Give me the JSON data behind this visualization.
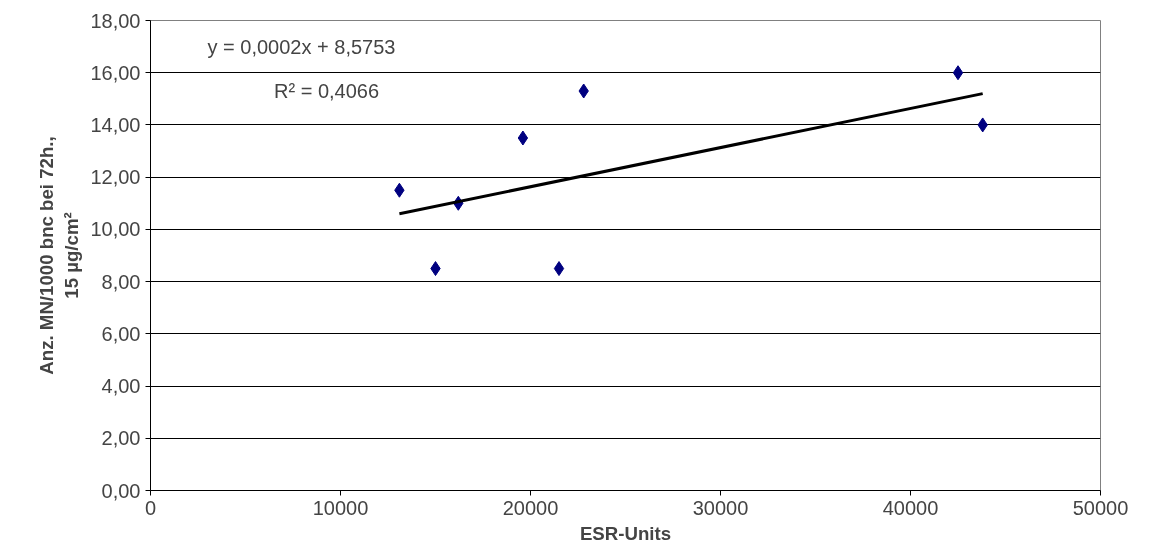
{
  "chart_data": {
    "type": "scatter",
    "xlabel": "ESR-Units",
    "ylabel": "Anz. MN/1000 bnc bei 72h.,\n15 µg/cm²",
    "annotations": [
      "y = 0,0002x + 8,5753",
      "R² = 0,4066"
    ],
    "series": [
      {
        "color": "#000080",
        "marker": "diamond",
        "x": [
          13100,
          15000,
          16200,
          19600,
          21500,
          22800,
          42500,
          43800
        ],
        "values": [
          11.5,
          8.5,
          11.0,
          13.5,
          8.5,
          15.3,
          16.0,
          14.0
        ]
      },
      {
        "type": "line",
        "color": "#000000",
        "marker": "none",
        "line_style": "solid",
        "x": [
          13100,
          43800
        ],
        "values": [
          10.6,
          15.2
        ]
      }
    ],
    "xlim": [
      0,
      50000
    ],
    "xticks": [
      0,
      10000,
      20000,
      30000,
      40000,
      50000
    ],
    "ylim": [
      0,
      18
    ],
    "yticks": [
      {
        "value": 0,
        "label": "0,00"
      },
      {
        "value": 2,
        "label": "2,00"
      },
      {
        "value": 4,
        "label": "4,00"
      },
      {
        "value": 6,
        "label": "6,00"
      },
      {
        "value": 8,
        "label": "8,00"
      },
      {
        "value": 10,
        "label": "10,00"
      },
      {
        "value": 12,
        "label": "12,00"
      },
      {
        "value": 14,
        "label": "14,00"
      },
      {
        "value": 16,
        "label": "16,00"
      },
      {
        "value": 18,
        "label": "18,00"
      }
    ],
    "grid": "y"
  }
}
━━━━━━━━━━━━━━━━━━━━━━━━━━━━━━
**STATED EXERCISE:**
Keep every word of the data as it is when you write it out, but drop the pictures.

**CORRECT ANSWER:**
Give me the JSON data behind this visualization.
{
  "chart_data": {
    "type": "scatter",
    "xlabel": "ESR-Units",
    "ylabel": "Anz. MN/1000 bnc bei 72h.,\n15 µg/cm²",
    "annotations": [
      "y = 0,0002x + 8,5753",
      "R² = 0,4066"
    ],
    "series": [
      {
        "color": "#000080",
        "marker": "diamond",
        "x": [
          13100,
          15000,
          16200,
          19600,
          21500,
          22800,
          42500,
          43800
        ],
        "values": [
          11.5,
          8.5,
          11.0,
          13.5,
          8.5,
          15.3,
          16.0,
          14.0
        ]
      },
      {
        "type": "line",
        "color": "#000000",
        "marker": "none",
        "line_style": "solid",
        "x": [
          13100,
          43800
        ],
        "values": [
          10.6,
          15.2
        ]
      }
    ],
    "xlim": [
      0,
      50000
    ],
    "xticks": [
      0,
      10000,
      20000,
      30000,
      40000,
      50000
    ],
    "ylim": [
      0,
      18
    ],
    "yticks": [
      {
        "value": 0,
        "label": "0,00"
      },
      {
        "value": 2,
        "label": "2,00"
      },
      {
        "value": 4,
        "label": "4,00"
      },
      {
        "value": 6,
        "label": "6,00"
      },
      {
        "value": 8,
        "label": "8,00"
      },
      {
        "value": 10,
        "label": "10,00"
      },
      {
        "value": 12,
        "label": "12,00"
      },
      {
        "value": 14,
        "label": "14,00"
      },
      {
        "value": 16,
        "label": "16,00"
      },
      {
        "value": 18,
        "label": "18,00"
      }
    ],
    "grid": "y"
  }
}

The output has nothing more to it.